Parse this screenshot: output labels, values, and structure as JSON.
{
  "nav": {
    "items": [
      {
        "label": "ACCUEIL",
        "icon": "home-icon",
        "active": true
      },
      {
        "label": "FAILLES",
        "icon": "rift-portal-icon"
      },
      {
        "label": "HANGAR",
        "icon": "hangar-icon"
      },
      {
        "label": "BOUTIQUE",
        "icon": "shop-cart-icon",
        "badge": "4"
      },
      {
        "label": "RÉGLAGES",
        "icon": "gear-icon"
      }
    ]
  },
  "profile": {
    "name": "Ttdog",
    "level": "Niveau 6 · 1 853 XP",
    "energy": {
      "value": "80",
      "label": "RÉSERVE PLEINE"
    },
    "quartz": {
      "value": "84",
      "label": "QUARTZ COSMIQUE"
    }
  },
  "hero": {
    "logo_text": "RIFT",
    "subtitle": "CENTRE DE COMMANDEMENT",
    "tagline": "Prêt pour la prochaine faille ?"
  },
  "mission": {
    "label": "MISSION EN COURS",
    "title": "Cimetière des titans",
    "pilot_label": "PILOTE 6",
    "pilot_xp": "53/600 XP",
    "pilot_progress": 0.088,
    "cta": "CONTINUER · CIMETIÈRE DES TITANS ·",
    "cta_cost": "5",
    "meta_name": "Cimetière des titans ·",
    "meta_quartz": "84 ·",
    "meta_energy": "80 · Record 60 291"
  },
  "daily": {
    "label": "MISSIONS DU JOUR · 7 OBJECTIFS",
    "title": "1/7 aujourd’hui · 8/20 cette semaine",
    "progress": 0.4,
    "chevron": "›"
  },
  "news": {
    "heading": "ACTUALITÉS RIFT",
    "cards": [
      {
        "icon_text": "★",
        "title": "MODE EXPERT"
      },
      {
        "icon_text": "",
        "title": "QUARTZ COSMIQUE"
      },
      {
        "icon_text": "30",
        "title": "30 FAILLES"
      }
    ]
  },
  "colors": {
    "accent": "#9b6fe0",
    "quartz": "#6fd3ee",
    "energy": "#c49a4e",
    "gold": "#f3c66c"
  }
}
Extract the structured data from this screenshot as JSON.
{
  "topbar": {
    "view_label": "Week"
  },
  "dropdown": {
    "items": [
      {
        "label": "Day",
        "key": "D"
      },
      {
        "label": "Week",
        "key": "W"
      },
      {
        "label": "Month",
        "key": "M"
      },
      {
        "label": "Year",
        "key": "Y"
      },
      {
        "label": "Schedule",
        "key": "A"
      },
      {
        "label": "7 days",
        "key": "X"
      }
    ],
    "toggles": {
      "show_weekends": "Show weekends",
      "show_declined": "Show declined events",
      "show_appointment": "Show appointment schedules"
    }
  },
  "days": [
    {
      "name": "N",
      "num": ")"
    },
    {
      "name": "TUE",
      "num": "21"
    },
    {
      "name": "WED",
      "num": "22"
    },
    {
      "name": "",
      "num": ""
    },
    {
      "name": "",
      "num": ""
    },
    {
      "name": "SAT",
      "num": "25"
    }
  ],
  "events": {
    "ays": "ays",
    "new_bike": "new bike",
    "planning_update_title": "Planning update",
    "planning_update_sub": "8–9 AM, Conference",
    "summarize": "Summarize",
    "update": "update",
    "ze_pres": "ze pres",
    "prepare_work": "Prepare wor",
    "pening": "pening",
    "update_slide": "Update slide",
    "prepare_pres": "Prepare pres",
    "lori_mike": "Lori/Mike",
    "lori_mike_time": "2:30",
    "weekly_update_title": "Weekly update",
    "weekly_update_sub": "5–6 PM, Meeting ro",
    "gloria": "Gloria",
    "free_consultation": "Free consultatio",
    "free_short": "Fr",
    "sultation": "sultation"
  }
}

...

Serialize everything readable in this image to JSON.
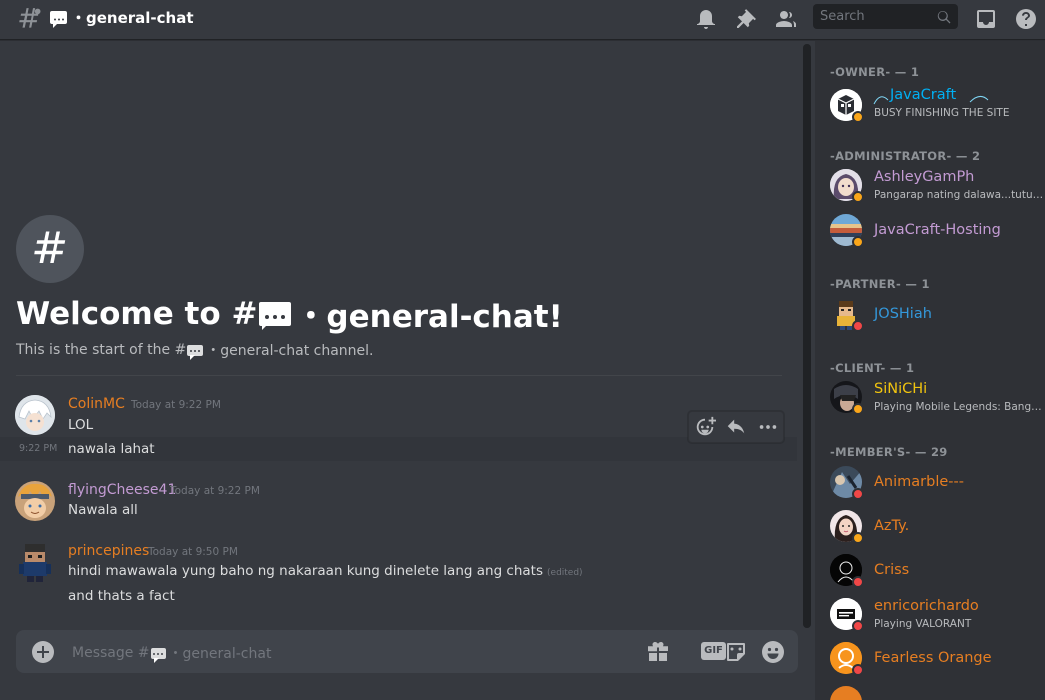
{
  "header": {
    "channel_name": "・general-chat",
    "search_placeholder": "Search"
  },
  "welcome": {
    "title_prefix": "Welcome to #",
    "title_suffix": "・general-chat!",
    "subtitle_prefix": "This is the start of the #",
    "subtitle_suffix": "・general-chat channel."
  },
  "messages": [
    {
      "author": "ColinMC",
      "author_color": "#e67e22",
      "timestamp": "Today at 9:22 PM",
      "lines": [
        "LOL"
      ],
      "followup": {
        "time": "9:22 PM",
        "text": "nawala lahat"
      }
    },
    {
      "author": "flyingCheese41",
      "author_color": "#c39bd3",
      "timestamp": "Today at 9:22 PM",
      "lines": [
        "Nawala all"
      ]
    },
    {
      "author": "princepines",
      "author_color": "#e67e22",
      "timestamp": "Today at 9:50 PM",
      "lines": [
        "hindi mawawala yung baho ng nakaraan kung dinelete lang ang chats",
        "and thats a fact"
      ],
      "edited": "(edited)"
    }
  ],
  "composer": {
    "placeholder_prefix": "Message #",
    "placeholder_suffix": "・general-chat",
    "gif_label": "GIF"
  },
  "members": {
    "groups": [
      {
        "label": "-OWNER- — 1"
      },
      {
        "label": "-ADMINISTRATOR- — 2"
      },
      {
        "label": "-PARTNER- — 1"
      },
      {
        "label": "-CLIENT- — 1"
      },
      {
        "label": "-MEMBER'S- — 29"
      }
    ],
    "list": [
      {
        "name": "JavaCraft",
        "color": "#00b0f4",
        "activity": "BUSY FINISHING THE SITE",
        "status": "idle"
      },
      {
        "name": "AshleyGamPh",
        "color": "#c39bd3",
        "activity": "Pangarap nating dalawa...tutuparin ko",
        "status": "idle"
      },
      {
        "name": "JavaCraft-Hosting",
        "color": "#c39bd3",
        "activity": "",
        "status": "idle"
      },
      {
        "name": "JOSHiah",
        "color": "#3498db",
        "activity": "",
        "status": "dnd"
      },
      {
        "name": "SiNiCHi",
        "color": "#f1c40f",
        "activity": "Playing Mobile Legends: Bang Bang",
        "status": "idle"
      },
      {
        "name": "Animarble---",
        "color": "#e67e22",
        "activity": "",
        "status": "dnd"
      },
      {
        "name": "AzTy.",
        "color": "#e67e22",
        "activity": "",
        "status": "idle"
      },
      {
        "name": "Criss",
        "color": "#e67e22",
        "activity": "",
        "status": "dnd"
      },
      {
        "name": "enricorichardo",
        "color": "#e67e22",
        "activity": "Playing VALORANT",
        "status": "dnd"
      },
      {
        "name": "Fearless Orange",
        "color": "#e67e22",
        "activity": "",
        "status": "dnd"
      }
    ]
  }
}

*WHAT IS BEING ASKED*: Gather each line in these records that contains the string "JSON".

*FINAL RESULT*:
Parse this screenshot: output labels, values, and structure as JSON.
Extract the structured data from this screenshot as JSON.
Serialize everything readable in this image to JSON.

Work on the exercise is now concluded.